*Set task:* Scan the listing below and copy every line holding "text".

*Dataset records:*
+ + + +
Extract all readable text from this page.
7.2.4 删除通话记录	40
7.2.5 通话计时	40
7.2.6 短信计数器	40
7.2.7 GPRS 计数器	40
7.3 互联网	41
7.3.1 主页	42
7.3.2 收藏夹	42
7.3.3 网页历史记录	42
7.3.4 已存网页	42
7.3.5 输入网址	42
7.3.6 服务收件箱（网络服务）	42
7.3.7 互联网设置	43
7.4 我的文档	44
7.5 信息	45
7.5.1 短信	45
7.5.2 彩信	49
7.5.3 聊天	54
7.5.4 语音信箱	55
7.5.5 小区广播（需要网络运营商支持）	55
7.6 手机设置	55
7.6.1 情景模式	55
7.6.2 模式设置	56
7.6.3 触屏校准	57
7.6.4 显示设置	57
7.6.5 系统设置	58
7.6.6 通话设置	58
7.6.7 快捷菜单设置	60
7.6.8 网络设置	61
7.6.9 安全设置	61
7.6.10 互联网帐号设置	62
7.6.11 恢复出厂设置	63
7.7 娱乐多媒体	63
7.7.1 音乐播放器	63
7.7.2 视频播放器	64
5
+ + + +
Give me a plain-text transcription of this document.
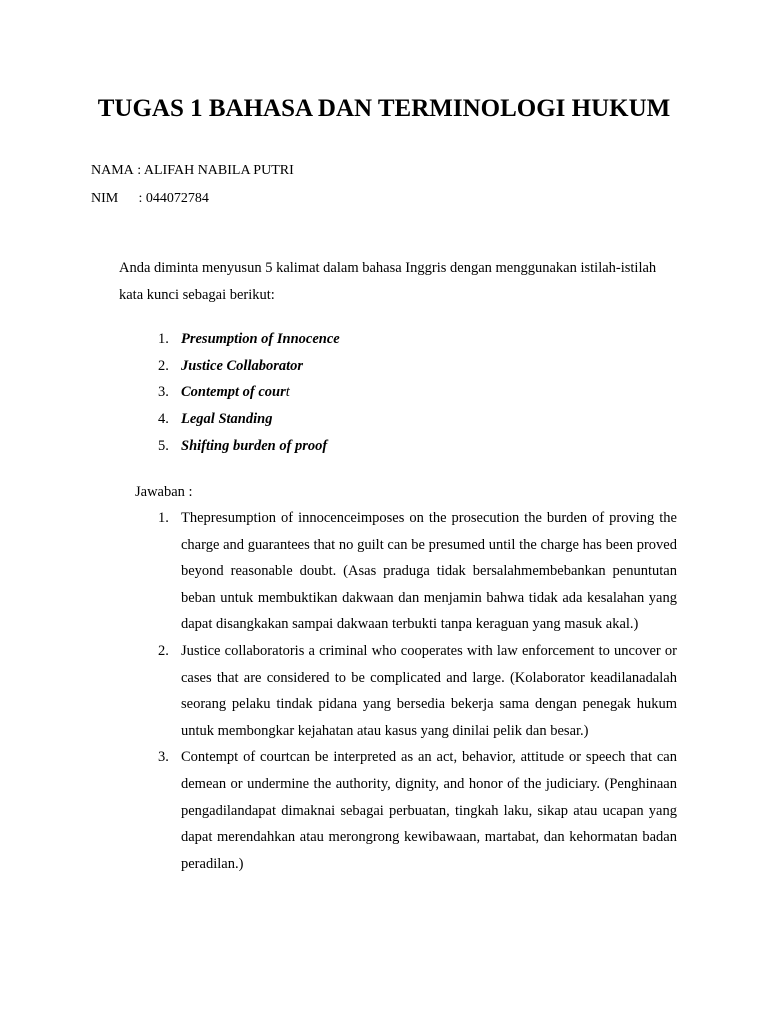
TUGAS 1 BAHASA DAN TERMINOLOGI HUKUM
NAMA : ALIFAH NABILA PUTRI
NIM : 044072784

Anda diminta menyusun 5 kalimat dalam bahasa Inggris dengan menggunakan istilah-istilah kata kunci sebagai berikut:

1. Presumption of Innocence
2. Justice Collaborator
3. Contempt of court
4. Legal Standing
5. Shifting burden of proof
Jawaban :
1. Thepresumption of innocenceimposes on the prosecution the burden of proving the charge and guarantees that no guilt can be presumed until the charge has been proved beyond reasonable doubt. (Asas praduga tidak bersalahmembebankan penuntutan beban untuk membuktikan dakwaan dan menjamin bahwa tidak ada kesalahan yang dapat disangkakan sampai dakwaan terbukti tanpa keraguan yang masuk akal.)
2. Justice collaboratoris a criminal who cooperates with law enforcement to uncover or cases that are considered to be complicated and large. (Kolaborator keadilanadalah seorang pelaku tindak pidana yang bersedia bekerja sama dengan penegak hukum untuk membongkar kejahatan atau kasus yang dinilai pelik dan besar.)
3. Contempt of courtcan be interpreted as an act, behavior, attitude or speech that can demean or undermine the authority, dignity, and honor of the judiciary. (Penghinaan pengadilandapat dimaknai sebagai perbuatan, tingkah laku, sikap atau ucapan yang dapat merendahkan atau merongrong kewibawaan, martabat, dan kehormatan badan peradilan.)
+ + + +
*Final result:*
Extract all readable text from this page.
Give me a plain-text transcription of this document.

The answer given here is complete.